> [TASK DETAILS]: Reproduce every line from the start of the items through the line that contains "text-line: Si el", including that line.

> [ENTRIES SUPPLIED]:
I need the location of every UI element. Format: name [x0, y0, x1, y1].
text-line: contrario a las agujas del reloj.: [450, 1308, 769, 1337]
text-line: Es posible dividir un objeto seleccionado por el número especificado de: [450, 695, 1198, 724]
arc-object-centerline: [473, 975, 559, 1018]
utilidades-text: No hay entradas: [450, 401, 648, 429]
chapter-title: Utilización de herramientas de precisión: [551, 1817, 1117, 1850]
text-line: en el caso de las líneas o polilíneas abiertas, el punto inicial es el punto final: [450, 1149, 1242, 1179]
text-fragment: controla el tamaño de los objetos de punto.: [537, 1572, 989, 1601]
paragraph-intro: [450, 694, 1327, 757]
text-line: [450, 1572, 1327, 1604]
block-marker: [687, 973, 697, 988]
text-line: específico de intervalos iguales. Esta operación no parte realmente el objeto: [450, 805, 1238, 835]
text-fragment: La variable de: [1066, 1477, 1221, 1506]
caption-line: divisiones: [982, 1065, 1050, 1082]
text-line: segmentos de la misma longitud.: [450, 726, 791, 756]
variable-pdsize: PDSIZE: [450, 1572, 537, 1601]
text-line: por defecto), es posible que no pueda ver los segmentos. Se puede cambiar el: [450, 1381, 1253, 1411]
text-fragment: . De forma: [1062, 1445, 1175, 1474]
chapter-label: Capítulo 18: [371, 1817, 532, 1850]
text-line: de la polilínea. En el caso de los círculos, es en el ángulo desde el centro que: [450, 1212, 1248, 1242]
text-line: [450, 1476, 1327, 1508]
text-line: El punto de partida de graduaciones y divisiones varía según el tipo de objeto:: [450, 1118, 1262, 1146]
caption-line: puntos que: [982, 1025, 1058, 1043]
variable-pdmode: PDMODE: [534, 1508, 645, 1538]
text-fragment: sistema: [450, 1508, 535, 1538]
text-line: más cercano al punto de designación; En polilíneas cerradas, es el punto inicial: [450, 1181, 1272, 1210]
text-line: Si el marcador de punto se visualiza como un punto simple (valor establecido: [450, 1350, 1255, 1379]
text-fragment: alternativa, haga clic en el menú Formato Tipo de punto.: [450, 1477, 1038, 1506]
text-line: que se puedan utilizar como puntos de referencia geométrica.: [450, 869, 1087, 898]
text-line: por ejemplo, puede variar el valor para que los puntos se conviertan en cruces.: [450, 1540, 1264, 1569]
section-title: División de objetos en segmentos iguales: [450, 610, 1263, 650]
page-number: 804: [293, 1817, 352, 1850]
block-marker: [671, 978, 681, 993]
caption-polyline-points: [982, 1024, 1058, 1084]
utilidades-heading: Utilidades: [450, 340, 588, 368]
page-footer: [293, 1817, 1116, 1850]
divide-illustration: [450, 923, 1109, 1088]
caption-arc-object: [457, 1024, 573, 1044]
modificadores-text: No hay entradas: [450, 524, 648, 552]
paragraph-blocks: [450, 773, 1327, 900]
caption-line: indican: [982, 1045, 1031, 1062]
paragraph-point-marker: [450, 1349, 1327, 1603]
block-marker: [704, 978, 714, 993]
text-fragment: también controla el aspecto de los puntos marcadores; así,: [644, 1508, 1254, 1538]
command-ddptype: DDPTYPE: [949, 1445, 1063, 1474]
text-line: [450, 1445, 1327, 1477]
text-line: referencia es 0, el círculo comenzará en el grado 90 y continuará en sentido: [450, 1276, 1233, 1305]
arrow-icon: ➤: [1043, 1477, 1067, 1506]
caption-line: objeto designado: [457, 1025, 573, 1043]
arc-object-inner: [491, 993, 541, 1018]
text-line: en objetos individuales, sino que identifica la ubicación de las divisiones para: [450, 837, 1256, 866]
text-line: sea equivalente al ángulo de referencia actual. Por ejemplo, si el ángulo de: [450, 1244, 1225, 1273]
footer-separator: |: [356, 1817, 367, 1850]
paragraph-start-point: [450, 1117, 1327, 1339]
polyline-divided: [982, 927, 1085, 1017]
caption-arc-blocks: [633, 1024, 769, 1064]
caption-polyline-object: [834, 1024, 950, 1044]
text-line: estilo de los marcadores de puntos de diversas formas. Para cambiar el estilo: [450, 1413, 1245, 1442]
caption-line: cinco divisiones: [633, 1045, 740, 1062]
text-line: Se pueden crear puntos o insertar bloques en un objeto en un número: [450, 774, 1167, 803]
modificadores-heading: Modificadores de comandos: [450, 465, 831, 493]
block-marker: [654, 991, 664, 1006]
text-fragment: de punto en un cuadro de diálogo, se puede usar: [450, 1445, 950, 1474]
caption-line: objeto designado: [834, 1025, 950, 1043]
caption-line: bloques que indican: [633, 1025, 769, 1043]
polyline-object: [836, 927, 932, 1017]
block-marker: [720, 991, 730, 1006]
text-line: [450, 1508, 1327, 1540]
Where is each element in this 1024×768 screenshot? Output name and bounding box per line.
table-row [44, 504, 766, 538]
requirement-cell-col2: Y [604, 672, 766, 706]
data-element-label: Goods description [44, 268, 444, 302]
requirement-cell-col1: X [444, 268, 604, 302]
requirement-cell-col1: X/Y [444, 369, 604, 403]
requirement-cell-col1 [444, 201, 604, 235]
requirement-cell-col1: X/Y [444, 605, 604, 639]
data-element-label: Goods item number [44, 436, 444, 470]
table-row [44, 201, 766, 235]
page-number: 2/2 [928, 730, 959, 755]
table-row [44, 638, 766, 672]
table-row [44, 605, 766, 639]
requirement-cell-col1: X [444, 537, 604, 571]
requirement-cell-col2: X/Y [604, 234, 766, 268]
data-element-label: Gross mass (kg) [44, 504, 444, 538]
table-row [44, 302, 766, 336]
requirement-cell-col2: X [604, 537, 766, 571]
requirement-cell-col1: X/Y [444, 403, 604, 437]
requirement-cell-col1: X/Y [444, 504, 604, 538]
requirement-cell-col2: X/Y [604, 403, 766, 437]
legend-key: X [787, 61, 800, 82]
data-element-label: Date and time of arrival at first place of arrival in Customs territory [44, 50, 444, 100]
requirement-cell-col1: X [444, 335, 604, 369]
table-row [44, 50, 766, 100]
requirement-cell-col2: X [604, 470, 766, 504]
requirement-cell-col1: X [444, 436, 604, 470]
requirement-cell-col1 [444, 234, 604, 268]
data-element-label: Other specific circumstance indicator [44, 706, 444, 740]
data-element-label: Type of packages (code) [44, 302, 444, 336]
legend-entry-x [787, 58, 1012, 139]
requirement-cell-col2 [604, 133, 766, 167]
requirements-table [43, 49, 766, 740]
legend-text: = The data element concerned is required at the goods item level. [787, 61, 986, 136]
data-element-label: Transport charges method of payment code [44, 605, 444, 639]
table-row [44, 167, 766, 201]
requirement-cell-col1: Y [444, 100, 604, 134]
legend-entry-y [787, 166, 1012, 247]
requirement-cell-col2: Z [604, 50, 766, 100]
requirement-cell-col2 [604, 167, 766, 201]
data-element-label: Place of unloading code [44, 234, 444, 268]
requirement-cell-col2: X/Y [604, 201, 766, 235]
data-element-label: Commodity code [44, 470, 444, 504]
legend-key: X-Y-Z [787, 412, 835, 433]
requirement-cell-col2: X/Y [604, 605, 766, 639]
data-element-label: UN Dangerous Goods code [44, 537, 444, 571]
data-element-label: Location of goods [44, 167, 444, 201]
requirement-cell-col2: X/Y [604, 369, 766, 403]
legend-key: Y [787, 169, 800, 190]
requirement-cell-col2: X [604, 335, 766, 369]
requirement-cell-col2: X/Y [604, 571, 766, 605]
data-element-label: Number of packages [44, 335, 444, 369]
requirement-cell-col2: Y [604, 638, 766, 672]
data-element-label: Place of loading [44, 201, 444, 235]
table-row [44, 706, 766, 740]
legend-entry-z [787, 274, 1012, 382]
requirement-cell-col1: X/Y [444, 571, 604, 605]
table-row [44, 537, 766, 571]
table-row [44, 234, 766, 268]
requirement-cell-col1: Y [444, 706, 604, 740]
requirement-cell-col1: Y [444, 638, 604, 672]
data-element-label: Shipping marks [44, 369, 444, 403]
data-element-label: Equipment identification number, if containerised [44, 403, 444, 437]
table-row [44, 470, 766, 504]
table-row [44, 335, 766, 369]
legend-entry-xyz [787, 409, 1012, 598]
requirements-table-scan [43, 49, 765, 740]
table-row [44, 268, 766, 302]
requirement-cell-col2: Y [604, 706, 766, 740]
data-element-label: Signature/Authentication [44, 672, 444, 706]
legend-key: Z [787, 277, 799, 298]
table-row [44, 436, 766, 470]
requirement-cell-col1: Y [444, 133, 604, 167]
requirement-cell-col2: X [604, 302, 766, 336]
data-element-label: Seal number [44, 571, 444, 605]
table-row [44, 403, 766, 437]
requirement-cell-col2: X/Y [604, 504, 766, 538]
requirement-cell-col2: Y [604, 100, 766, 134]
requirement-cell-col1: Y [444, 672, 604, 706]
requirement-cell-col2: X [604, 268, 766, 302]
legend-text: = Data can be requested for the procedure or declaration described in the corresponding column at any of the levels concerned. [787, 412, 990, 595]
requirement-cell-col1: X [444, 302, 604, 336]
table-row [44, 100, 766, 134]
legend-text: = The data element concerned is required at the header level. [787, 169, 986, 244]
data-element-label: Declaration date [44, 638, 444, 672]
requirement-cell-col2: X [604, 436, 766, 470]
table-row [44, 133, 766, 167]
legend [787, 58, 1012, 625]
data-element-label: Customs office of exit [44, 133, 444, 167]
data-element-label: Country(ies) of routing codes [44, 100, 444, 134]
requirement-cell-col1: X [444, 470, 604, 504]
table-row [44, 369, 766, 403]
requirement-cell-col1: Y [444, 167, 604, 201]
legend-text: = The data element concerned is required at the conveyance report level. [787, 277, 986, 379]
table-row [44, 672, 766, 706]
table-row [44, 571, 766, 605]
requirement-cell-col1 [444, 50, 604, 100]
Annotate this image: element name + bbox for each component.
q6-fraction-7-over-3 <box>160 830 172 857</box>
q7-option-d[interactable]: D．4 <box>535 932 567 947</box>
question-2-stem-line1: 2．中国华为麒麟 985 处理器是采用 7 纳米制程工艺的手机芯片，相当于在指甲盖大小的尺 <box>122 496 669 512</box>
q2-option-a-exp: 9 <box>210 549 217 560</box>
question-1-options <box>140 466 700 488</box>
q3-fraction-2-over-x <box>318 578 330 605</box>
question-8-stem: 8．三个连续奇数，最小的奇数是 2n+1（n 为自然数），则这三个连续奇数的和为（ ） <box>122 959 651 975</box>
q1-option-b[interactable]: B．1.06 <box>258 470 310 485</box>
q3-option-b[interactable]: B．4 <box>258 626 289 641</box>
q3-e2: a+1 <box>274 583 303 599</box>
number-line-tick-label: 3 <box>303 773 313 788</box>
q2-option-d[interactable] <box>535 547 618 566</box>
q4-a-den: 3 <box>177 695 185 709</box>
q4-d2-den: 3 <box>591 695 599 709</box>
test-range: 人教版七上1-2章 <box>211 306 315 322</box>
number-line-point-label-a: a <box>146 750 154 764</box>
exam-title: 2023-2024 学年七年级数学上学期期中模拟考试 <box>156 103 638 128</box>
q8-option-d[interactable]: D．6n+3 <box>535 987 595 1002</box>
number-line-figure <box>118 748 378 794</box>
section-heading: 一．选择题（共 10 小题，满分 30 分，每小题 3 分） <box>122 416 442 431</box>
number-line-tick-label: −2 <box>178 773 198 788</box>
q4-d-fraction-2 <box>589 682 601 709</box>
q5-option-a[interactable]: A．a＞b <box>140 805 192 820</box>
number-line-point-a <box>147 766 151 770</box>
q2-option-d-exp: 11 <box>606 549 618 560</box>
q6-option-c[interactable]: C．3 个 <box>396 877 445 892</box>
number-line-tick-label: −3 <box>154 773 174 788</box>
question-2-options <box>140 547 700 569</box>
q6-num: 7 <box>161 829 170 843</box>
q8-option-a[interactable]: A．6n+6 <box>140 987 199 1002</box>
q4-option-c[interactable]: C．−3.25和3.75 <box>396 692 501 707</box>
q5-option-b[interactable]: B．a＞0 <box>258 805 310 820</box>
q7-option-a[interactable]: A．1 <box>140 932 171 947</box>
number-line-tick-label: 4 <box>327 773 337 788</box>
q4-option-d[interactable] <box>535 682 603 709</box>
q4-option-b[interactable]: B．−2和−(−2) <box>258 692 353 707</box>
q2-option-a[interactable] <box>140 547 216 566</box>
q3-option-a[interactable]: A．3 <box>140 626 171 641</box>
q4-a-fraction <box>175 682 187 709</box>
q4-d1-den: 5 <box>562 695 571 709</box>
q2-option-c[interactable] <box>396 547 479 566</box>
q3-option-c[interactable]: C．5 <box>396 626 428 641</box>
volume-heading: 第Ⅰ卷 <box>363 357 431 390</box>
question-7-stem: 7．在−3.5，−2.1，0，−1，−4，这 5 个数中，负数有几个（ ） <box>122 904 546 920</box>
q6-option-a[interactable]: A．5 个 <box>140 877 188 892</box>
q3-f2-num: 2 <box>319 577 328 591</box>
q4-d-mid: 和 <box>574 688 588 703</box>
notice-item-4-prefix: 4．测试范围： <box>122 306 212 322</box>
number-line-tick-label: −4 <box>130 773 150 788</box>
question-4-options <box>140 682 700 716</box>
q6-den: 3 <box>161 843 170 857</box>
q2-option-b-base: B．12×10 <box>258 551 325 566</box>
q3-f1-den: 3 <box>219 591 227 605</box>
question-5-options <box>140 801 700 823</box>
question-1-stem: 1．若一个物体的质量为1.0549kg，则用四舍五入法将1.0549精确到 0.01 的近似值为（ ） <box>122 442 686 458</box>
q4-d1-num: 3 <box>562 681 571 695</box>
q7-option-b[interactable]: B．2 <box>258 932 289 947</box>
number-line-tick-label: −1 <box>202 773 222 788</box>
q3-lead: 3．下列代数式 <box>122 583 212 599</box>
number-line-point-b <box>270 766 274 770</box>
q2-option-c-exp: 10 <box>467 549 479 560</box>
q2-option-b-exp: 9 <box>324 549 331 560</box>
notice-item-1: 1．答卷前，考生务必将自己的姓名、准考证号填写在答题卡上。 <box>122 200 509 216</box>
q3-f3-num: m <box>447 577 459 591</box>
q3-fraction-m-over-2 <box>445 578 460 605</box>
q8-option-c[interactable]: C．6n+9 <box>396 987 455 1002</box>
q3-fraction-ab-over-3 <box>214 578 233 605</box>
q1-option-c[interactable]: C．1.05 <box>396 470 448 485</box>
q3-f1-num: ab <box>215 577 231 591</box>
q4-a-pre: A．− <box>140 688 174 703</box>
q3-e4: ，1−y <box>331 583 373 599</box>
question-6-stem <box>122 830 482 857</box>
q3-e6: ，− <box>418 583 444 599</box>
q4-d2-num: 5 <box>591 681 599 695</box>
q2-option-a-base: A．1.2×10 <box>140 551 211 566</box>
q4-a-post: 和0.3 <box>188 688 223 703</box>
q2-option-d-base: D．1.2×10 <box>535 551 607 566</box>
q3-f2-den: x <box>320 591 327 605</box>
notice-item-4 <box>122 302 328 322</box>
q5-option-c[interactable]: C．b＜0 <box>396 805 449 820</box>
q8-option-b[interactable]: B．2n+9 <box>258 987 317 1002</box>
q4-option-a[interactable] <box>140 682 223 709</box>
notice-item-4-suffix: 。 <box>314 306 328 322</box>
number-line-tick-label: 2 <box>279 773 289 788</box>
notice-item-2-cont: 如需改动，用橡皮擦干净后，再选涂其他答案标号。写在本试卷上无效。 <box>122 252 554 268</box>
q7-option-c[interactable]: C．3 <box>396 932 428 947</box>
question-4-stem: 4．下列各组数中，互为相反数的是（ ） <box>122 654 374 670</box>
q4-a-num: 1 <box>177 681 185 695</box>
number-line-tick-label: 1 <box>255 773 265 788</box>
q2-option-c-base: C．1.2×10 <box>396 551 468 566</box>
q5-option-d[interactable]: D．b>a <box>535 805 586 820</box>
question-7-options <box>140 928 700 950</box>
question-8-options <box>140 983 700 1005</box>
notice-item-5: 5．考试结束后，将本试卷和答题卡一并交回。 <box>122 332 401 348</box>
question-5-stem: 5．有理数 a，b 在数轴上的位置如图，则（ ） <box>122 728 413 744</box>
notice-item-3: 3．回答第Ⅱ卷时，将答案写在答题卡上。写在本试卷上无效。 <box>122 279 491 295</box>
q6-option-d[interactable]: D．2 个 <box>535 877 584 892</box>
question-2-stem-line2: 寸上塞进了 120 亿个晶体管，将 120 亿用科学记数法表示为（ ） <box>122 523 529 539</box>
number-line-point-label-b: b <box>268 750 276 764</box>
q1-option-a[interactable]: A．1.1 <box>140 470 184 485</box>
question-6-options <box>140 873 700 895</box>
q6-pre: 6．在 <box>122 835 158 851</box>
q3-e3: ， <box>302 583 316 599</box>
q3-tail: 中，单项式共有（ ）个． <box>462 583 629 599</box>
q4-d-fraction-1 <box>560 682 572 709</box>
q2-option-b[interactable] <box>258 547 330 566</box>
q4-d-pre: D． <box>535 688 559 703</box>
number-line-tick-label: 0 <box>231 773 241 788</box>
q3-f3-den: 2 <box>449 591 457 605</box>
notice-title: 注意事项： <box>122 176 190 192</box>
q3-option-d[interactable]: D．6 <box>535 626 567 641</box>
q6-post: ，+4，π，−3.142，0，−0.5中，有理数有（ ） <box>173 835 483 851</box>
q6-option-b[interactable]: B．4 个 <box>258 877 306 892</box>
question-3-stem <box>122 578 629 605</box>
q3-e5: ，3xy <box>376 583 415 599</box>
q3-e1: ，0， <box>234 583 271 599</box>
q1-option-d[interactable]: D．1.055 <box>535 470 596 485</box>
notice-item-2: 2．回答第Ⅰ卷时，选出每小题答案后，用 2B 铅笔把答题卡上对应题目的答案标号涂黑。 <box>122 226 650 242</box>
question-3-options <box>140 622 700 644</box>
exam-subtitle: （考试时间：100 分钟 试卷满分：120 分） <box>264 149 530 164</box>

> [TASK OUTPUT]:
I need the location of every UI element. Format: name [x0, y0, x1, y1].
text-line: contrario a las agujas del reloj.: [450, 1308, 769, 1337]
text-line: Es posible dividir un objeto seleccionado por el número especificado de: [450, 695, 1198, 724]
arc-object-centerline: [473, 975, 559, 1018]
utilidades-text: No hay entradas: [450, 401, 648, 429]
chapter-title: Utilización de herramientas de precisión: [551, 1817, 1117, 1850]
text-line: en el caso de las líneas o polilíneas abiertas, el punto inicial es el punto final: [450, 1149, 1242, 1179]
text-fragment: controla el tamaño de los objetos de punto.: [537, 1572, 989, 1601]
paragraph-intro: [450, 694, 1327, 757]
text-line: [450, 1572, 1327, 1604]
block-marker: [687, 973, 697, 988]
text-line: específico de intervalos iguales. Esta operación no parte realmente el objeto: [450, 805, 1238, 835]
text-fragment: La variable de: [1066, 1477, 1221, 1506]
caption-line: divisiones: [982, 1065, 1050, 1082]
text-line: segmentos de la misma longitud.: [450, 726, 791, 756]
variable-pdsize: PDSIZE: [450, 1572, 537, 1601]
text-line: por defecto), es posible que no pueda ver los segmentos. Se puede cambiar el: [450, 1381, 1253, 1411]
text-fragment: . De forma: [1062, 1445, 1175, 1474]
chapter-label: Capítulo 18: [371, 1817, 532, 1850]
text-line: de la polilínea. En el caso de los círculos, es en el ángulo desde el centro que: [450, 1212, 1248, 1242]
text-line: [450, 1476, 1327, 1508]
text-line: El punto de partida de graduaciones y divisiones varía según el tipo de objeto:: [450, 1118, 1262, 1146]
caption-line: puntos que: [982, 1025, 1058, 1043]
variable-pdmode: PDMODE: [534, 1508, 645, 1538]
text-fragment: sistema: [450, 1508, 535, 1538]
text-line: más cercano al punto de designación; En polilíneas cerradas, es el punto inicial: [450, 1181, 1272, 1210]
text-line: Si el marcador de punto se visualiza como un punto simple (valor establecido: [450, 1350, 1255, 1379]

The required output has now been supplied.